● **Task requirements**
Isolate every line in the records below with "fill" in it.

Dataset entries on figures:
"""

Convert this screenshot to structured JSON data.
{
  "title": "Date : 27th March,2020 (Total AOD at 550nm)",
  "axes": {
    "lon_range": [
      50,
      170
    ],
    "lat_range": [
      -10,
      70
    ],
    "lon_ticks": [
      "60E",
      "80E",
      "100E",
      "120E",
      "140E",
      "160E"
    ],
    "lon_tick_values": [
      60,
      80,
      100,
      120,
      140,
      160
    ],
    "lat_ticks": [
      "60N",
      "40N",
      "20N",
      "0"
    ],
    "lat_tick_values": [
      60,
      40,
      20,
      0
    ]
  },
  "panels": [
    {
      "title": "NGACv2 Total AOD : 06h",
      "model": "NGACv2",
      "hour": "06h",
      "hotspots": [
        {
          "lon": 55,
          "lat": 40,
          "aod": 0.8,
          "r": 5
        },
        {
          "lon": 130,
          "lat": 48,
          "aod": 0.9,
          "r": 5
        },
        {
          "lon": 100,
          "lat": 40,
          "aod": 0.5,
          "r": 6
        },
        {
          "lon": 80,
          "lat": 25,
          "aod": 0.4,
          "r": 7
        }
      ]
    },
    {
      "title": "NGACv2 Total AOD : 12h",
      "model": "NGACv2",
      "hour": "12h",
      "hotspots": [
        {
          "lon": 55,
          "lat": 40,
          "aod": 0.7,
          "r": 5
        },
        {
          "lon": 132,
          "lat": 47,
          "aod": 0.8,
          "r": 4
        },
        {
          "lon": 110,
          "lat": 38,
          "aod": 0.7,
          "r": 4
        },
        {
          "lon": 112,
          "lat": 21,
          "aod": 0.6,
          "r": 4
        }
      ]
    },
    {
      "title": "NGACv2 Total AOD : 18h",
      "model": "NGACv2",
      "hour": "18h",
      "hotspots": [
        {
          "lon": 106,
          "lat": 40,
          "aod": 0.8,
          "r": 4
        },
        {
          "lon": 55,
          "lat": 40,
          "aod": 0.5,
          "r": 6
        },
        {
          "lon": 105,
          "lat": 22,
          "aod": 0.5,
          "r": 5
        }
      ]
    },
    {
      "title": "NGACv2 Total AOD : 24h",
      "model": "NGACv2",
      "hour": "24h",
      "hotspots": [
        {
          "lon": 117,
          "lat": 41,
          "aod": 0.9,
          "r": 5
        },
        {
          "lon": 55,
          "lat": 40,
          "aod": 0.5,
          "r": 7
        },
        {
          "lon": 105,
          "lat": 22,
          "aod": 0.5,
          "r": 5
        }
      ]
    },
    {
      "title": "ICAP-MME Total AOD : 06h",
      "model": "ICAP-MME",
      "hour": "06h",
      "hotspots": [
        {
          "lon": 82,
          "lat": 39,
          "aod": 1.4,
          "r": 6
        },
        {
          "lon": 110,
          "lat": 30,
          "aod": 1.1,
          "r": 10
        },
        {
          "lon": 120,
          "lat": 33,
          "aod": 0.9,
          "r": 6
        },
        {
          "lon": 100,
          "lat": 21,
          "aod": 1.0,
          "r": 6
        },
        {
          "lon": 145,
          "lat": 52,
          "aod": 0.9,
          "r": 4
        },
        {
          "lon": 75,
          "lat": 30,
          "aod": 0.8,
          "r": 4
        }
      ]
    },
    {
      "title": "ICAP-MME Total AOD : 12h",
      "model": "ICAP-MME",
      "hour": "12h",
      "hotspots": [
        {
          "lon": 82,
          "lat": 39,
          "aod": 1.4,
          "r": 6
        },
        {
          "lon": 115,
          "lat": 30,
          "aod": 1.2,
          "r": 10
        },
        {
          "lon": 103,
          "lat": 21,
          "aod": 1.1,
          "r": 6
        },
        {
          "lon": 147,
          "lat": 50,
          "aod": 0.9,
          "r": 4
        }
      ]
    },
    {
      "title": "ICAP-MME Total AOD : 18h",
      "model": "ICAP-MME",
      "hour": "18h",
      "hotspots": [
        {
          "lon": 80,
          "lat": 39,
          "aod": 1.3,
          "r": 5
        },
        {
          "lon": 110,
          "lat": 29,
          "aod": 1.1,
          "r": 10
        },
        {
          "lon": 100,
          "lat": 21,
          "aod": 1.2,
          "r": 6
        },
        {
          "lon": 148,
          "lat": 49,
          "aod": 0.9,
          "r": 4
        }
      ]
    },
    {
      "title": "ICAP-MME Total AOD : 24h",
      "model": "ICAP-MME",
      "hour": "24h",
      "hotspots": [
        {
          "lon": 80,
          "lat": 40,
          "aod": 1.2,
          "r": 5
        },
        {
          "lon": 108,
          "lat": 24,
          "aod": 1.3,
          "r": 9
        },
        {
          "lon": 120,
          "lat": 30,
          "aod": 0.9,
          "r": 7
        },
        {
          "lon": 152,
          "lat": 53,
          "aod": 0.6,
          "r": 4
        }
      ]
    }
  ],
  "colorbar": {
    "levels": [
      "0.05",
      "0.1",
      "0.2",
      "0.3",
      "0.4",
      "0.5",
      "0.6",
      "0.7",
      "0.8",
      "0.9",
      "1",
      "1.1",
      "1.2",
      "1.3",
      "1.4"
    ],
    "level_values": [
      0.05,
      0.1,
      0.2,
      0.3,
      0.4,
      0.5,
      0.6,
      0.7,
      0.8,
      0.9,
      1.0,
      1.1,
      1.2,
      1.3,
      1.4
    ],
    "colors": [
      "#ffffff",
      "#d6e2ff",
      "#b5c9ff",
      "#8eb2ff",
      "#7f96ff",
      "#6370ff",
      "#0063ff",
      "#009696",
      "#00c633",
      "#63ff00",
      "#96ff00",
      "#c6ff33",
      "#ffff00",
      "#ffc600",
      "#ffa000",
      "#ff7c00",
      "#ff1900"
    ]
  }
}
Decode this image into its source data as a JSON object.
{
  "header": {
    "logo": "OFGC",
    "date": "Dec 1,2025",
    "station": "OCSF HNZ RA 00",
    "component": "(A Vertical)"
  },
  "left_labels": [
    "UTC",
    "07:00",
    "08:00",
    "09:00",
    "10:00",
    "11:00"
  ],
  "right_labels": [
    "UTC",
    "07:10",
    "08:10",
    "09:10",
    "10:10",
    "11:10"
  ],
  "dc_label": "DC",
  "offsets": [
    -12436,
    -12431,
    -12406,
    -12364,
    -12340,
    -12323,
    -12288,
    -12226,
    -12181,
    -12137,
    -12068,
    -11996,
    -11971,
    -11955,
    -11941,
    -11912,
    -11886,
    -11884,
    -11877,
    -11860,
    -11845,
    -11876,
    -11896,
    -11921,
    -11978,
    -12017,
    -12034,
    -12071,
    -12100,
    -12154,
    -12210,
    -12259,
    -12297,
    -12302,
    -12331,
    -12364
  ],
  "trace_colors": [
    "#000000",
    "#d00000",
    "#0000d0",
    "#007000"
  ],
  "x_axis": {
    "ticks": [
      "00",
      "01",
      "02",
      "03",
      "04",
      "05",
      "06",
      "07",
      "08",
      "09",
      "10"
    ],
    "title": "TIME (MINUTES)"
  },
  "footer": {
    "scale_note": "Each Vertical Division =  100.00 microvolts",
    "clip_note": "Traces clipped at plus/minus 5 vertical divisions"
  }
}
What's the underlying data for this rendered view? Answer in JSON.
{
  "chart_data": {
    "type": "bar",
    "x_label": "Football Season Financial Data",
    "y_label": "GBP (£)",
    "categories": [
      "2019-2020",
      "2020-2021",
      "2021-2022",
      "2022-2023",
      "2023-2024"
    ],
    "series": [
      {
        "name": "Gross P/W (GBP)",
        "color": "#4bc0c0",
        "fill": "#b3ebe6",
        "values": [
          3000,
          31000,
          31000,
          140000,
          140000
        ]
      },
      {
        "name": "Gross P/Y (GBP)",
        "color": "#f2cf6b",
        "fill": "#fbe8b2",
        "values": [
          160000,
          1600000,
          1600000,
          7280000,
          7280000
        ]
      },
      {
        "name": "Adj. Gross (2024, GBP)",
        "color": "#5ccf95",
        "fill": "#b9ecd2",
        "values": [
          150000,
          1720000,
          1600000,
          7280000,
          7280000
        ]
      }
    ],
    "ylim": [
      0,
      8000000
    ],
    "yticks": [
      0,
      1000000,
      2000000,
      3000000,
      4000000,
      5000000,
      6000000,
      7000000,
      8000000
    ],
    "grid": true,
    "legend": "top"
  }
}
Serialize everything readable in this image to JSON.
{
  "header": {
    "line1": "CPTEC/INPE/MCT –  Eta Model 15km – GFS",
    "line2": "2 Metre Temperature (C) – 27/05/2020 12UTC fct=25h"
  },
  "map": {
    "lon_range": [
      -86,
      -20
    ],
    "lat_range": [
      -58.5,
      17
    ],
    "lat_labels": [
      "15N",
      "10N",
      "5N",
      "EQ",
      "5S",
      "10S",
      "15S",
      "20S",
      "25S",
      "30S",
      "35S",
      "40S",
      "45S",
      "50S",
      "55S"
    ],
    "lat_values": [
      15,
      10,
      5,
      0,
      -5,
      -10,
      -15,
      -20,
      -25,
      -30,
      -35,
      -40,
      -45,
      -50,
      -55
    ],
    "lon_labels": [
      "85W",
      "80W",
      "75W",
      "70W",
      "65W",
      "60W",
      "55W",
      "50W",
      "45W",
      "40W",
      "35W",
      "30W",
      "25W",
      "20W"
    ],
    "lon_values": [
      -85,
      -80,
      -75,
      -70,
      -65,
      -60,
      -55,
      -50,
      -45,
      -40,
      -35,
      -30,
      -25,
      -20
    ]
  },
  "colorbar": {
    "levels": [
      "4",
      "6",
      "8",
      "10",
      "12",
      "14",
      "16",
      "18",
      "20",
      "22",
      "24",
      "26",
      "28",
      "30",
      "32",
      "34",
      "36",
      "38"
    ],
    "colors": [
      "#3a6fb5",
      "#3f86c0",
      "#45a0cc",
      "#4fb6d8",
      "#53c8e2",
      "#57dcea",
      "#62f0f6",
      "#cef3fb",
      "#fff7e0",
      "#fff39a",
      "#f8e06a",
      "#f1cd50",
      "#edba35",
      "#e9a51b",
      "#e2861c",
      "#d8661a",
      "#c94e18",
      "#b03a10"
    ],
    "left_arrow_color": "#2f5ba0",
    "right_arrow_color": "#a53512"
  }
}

"""

● **Exercise result**
        "fill": "#b3ebe6",
        "fill": "#fbe8b2",
        "fill": "#b9ecd2",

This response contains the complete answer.